## TASK PROMPT
Look over the entries that follow and work out how many lines contain "this". State the number only.

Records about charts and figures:
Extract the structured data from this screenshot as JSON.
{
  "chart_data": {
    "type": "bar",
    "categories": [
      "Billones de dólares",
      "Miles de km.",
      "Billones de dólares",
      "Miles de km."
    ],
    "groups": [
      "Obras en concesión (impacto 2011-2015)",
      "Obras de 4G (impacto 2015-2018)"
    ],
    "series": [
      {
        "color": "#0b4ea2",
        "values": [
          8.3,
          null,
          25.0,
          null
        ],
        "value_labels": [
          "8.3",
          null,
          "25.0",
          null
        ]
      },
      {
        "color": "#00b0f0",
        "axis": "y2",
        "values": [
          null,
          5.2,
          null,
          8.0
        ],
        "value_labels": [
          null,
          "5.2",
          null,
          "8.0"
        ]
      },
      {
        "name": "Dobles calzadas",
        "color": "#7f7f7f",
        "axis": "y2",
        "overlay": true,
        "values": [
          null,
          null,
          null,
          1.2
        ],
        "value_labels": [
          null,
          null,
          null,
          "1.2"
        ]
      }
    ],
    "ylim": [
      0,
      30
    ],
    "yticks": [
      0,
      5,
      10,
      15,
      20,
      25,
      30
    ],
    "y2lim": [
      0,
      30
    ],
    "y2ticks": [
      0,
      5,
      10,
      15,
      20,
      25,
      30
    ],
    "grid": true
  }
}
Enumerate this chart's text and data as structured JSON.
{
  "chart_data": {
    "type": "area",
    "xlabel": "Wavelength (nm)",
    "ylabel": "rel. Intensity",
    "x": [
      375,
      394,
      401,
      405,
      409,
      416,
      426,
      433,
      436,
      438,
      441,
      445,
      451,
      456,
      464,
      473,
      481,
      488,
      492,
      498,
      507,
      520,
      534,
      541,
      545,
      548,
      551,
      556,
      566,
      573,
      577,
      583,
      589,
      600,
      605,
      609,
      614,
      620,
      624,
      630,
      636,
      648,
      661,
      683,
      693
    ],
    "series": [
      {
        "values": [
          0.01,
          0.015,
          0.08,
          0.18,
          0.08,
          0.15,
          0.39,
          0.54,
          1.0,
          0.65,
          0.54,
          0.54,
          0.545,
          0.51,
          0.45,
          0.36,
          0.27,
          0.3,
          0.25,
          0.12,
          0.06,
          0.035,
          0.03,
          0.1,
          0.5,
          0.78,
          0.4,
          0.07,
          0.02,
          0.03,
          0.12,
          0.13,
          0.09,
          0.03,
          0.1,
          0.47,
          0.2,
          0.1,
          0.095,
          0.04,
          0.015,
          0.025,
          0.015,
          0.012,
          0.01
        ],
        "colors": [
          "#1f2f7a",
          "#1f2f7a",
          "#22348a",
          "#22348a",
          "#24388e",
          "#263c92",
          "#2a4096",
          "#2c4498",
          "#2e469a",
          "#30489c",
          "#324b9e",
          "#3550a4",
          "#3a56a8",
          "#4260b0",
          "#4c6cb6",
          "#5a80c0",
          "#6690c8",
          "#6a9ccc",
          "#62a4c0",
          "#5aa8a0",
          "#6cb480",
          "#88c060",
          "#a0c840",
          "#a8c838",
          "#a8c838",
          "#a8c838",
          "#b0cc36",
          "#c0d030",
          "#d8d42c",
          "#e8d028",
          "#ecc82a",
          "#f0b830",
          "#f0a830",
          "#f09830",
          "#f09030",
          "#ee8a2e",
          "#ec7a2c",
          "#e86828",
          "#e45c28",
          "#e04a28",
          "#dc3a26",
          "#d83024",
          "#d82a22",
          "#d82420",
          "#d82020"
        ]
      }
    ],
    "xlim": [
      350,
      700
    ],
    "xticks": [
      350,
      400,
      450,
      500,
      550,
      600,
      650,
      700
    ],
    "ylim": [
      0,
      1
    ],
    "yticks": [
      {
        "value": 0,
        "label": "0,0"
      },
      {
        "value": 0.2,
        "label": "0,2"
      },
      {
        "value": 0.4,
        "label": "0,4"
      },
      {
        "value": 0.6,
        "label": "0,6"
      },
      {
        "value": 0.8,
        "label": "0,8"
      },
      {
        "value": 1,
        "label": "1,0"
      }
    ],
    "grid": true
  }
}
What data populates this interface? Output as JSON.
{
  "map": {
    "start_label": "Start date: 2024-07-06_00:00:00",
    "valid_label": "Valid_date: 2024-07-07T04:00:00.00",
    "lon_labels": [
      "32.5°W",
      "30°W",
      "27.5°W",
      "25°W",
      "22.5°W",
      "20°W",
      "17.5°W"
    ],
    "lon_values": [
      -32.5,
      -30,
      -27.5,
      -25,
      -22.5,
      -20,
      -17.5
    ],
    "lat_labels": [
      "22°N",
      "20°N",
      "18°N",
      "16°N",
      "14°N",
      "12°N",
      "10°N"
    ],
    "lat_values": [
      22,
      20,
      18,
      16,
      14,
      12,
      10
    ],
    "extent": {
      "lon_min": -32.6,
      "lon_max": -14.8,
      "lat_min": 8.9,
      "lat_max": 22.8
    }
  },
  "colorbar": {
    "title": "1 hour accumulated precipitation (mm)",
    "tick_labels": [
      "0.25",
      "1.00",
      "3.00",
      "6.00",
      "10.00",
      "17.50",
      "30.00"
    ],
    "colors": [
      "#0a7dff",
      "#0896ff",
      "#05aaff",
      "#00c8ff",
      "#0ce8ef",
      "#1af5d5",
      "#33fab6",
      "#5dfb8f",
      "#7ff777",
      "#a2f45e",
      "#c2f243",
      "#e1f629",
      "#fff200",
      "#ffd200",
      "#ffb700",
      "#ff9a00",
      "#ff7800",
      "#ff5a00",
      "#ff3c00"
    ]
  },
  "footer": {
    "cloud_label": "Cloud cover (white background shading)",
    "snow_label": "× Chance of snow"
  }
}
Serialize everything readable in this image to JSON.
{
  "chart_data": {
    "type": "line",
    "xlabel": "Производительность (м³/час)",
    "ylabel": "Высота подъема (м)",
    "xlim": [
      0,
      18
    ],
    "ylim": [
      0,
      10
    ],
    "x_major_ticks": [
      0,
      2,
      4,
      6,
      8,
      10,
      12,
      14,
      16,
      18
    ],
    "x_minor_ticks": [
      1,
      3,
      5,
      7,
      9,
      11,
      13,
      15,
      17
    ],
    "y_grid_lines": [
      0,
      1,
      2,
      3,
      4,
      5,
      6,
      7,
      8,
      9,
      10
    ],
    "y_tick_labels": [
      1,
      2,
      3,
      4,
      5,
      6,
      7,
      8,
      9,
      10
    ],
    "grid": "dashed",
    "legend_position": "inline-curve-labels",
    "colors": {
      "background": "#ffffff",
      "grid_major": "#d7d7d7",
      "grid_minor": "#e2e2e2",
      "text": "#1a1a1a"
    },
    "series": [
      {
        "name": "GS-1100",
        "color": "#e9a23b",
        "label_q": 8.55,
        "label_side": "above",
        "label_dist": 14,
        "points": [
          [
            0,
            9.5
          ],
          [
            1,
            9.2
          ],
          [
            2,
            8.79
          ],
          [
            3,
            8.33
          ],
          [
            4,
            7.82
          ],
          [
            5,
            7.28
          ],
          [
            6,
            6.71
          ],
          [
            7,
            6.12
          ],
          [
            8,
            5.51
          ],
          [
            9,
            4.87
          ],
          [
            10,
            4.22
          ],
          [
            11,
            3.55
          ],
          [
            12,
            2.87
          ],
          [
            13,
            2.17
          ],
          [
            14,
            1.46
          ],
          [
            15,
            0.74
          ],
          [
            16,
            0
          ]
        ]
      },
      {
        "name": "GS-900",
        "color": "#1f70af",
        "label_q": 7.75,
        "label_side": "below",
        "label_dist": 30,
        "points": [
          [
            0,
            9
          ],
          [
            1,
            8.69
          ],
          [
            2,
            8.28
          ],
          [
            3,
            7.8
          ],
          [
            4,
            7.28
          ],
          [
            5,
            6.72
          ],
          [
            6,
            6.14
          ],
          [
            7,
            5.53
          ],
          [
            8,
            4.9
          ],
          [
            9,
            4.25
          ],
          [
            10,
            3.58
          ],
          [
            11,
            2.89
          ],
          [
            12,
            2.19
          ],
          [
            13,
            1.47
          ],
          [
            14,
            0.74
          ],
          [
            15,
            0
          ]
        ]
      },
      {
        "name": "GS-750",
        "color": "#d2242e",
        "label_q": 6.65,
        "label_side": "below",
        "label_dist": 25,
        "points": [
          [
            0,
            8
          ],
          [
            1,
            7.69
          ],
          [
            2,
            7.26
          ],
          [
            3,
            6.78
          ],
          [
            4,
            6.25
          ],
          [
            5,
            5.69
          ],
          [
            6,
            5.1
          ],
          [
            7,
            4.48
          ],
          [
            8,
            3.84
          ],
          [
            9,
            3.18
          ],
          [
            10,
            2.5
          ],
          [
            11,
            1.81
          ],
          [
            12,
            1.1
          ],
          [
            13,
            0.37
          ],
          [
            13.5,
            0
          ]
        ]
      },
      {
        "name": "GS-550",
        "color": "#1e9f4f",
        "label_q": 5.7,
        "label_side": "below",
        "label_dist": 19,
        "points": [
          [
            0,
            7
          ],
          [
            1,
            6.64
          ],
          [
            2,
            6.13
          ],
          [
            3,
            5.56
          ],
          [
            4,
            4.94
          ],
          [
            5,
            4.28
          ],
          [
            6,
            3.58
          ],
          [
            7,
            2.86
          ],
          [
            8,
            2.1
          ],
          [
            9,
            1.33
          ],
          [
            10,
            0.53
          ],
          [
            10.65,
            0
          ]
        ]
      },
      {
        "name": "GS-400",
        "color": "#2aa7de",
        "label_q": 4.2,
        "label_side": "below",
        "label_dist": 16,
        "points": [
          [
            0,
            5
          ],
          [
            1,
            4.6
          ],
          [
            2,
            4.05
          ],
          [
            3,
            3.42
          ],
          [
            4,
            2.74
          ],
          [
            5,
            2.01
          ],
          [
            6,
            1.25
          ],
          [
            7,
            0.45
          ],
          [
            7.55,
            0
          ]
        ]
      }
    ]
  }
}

## EXERCISE OUTPUT
4